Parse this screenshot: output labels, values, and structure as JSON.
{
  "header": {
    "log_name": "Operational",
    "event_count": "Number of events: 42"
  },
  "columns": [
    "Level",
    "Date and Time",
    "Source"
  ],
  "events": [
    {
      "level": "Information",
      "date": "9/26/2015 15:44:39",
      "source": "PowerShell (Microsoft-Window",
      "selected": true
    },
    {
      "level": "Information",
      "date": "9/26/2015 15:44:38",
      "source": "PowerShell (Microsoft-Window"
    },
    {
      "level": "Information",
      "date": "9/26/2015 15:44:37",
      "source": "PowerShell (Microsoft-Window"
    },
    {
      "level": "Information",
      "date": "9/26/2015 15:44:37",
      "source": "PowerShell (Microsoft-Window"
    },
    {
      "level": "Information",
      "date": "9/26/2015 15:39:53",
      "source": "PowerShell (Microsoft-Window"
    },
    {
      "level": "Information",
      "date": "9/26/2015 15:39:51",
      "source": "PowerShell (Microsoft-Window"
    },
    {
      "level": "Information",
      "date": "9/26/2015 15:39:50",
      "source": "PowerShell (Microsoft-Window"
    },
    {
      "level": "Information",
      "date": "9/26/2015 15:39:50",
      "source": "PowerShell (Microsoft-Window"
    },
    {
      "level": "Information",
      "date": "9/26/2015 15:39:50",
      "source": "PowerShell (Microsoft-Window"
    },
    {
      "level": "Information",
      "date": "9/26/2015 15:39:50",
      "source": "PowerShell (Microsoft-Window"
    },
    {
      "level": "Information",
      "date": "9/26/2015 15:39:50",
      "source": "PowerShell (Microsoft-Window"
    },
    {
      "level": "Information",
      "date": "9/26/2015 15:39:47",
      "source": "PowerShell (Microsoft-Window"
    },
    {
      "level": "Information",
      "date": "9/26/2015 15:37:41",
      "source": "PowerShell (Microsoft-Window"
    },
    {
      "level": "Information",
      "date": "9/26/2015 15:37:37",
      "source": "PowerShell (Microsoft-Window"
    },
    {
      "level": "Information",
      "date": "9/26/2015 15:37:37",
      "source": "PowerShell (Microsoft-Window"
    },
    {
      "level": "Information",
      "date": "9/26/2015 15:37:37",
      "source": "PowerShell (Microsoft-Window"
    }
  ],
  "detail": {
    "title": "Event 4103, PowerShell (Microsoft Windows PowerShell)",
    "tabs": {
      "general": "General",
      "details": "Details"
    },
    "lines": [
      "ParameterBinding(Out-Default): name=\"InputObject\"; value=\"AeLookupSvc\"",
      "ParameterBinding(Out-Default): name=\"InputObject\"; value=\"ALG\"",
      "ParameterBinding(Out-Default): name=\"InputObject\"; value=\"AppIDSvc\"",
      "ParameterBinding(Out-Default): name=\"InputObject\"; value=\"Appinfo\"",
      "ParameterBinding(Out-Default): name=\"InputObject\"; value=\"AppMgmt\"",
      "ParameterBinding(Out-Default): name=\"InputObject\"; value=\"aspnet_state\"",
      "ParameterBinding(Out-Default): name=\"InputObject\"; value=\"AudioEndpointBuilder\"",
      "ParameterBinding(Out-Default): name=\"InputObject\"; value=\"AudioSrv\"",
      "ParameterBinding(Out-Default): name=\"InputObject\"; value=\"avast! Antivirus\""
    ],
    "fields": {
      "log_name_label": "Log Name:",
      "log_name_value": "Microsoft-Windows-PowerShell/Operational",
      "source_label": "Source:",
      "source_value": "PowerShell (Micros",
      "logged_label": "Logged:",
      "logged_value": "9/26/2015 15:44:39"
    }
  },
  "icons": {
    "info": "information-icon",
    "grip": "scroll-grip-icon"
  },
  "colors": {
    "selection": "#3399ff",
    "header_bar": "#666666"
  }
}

------------------------------------------------

* **About this task**
Each line of the entries that holds "Windows" should be counted, and only the total given.

* **Exercise response**
2